## STATED PROBLEM
Reproduce every line of the material below, but drop the pictures.
>> START
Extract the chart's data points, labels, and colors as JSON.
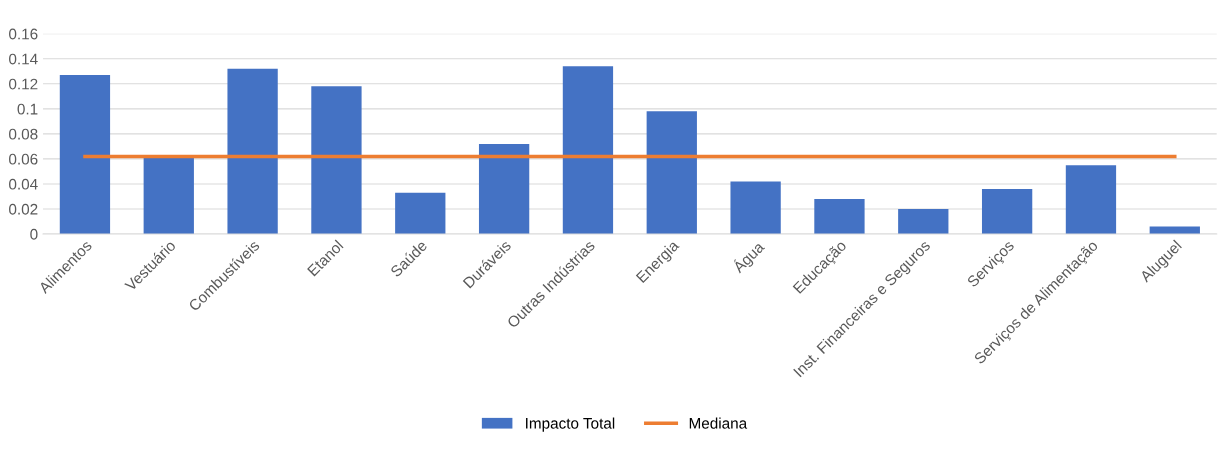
{
  "chart_data": {
    "type": "bar",
    "categories": [
      "Alimentos",
      "Vestuário",
      "Combustíveis",
      "Etanol",
      "Saúde",
      "Duráveis",
      "Outras Indústrias",
      "Energia",
      "Água",
      "Educação",
      "Inst. Financeiras e Seguros",
      "Serviços",
      "Serviços de Alimentação",
      "Aluguel"
    ],
    "series": [
      {
        "name": "Impacto Total",
        "color": "#4472c4",
        "values": [
          0.127,
          0.061,
          0.132,
          0.118,
          0.033,
          0.072,
          0.134,
          0.098,
          0.042,
          0.028,
          0.02,
          0.036,
          0.055,
          0.006
        ]
      },
      {
        "name": "Mediana",
        "color": "#ed7d31",
        "type": "line",
        "values": [
          0.062,
          0.062,
          0.062,
          0.062,
          0.062,
          0.062,
          0.062,
          0.062,
          0.062,
          0.062,
          0.062,
          0.062,
          0.062,
          0.062
        ]
      }
    ],
    "ylim": [
      0,
      0.16
    ],
    "yticks": [
      {
        "value": 0,
        "label": "0"
      },
      {
        "value": 0.02,
        "label": "0.02"
      },
      {
        "value": 0.04,
        "label": "0.04"
      },
      {
        "value": 0.06,
        "label": "0.06"
      },
      {
        "value": 0.08,
        "label": "0.08"
      },
      {
        "value": 0.1,
        "label": "0.1"
      },
      {
        "value": 0.12,
        "label": "0.12"
      },
      {
        "value": 0.14,
        "label": "0.14"
      },
      {
        "value": 0.16,
        "label": "0.16"
      }
    ],
    "grid": "y",
    "legend": "bottom",
    "marker": "none",
    "line_style": "solid"
  }
}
>> END
## RESULT
Extract the chart's data points, labels, and colors as JSON.
{
  "chart_data": {
    "type": "bar",
    "categories": [
      "Alimentos",
      "Vestuário",
      "Combustíveis",
      "Etanol",
      "Saúde",
      "Duráveis",
      "Outras Indústrias",
      "Energia",
      "Água",
      "Educação",
      "Inst. Financeiras e Seguros",
      "Serviços",
      "Serviços de Alimentação",
      "Aluguel"
    ],
    "series": [
      {
        "name": "Impacto Total",
        "color": "#4472c4",
        "values": [
          0.127,
          0.061,
          0.132,
          0.118,
          0.033,
          0.072,
          0.134,
          0.098,
          0.042,
          0.028,
          0.02,
          0.036,
          0.055,
          0.006
        ]
      },
      {
        "name": "Mediana",
        "color": "#ed7d31",
        "type": "line",
        "values": [
          0.062,
          0.062,
          0.062,
          0.062,
          0.062,
          0.062,
          0.062,
          0.062,
          0.062,
          0.062,
          0.062,
          0.062,
          0.062,
          0.062
        ]
      }
    ],
    "ylim": [
      0,
      0.16
    ],
    "yticks": [
      {
        "value": 0,
        "label": "0"
      },
      {
        "value": 0.02,
        "label": "0.02"
      },
      {
        "value": 0.04,
        "label": "0.04"
      },
      {
        "value": 0.06,
        "label": "0.06"
      },
      {
        "value": 0.08,
        "label": "0.08"
      },
      {
        "value": 0.1,
        "label": "0.1"
      },
      {
        "value": 0.12,
        "label": "0.12"
      },
      {
        "value": 0.14,
        "label": "0.14"
      },
      {
        "value": 0.16,
        "label": "0.16"
      }
    ],
    "grid": "y",
    "legend": "bottom",
    "marker": "none",
    "line_style": "solid"
  }
}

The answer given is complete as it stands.